_Exercise requirements:_
Each line that includes the word "haze" counts once; give the total and nothing more.

_Data section:_
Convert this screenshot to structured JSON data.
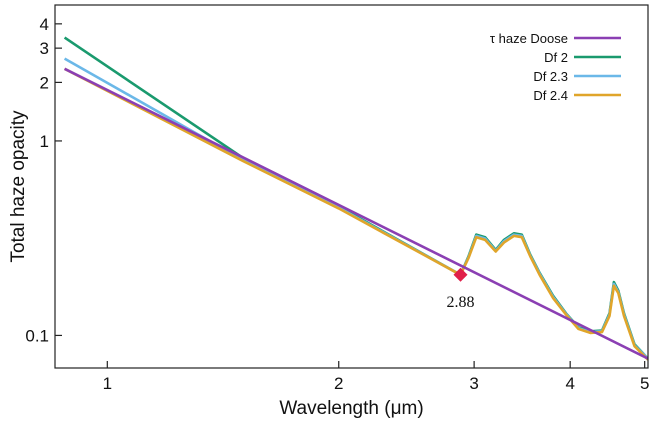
{
  "chart_data": {
    "type": "line",
    "xlabel": "Wavelength (μm)",
    "ylabel": "Total haze opacity",
    "xscale": "log",
    "yscale": "log",
    "xlim": [
      0.855,
      5.05
    ],
    "ylim": [
      0.068,
      5.0
    ],
    "xticks": [
      1,
      2,
      3,
      4,
      5
    ],
    "xtick_labels": [
      "1",
      "2",
      "3",
      "4",
      "5"
    ],
    "yticks": [
      0.1,
      1,
      2,
      3,
      4
    ],
    "ytick_labels": [
      "0.1",
      "1",
      "2",
      "3",
      "4"
    ],
    "grid": false,
    "legend_position": "top-right",
    "series": [
      {
        "name": "τ haze Doose",
        "color": "#8b3fb3",
        "x": [
          0.88,
          5.05
        ],
        "y": [
          2.35,
          0.076
        ]
      },
      {
        "name": "Df 2",
        "color": "#1a9a6e",
        "x": [
          0.88,
          1.5,
          2.0,
          2.88,
          2.95,
          3.02,
          3.1,
          3.2,
          3.28,
          3.38,
          3.46,
          3.55,
          3.65,
          3.8,
          3.95,
          4.1,
          4.25,
          4.4,
          4.5,
          4.56,
          4.62,
          4.7,
          4.85,
          5.05
        ],
        "y": [
          3.4,
          0.82,
          0.46,
          0.205,
          0.255,
          0.33,
          0.32,
          0.275,
          0.31,
          0.335,
          0.33,
          0.26,
          0.21,
          0.16,
          0.13,
          0.11,
          0.105,
          0.106,
          0.13,
          0.188,
          0.17,
          0.13,
          0.09,
          0.076
        ]
      },
      {
        "name": "Df 2.3",
        "color": "#6bb8e8",
        "x": [
          0.88,
          1.5,
          2.0,
          2.88,
          2.95,
          3.02,
          3.1,
          3.2,
          3.28,
          3.38,
          3.46,
          3.55,
          3.65,
          3.8,
          3.95,
          4.1,
          4.25,
          4.4,
          4.5,
          4.56,
          4.62,
          4.7,
          4.85,
          5.05
        ],
        "y": [
          2.65,
          0.8,
          0.455,
          0.205,
          0.252,
          0.325,
          0.315,
          0.272,
          0.305,
          0.33,
          0.325,
          0.257,
          0.208,
          0.158,
          0.129,
          0.109,
          0.104,
          0.105,
          0.128,
          0.184,
          0.167,
          0.128,
          0.089,
          0.076
        ]
      },
      {
        "name": "Df 2.4",
        "color": "#e0a52a",
        "x": [
          0.88,
          1.5,
          2.0,
          2.88,
          2.95,
          3.02,
          3.1,
          3.2,
          3.28,
          3.38,
          3.46,
          3.55,
          3.65,
          3.8,
          3.95,
          4.1,
          4.25,
          4.4,
          4.5,
          4.56,
          4.62,
          4.7,
          4.85,
          5.05
        ],
        "y": [
          2.35,
          0.79,
          0.45,
          0.205,
          0.25,
          0.32,
          0.31,
          0.27,
          0.3,
          0.325,
          0.32,
          0.255,
          0.205,
          0.156,
          0.128,
          0.108,
          0.103,
          0.104,
          0.126,
          0.18,
          0.165,
          0.126,
          0.088,
          0.075
        ]
      }
    ],
    "annotations": [
      {
        "type": "marker",
        "shape": "diamond",
        "x": 2.88,
        "y": 0.205,
        "color": "#e0204a",
        "label": "2.88"
      }
    ]
  }
}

_Task result:_
2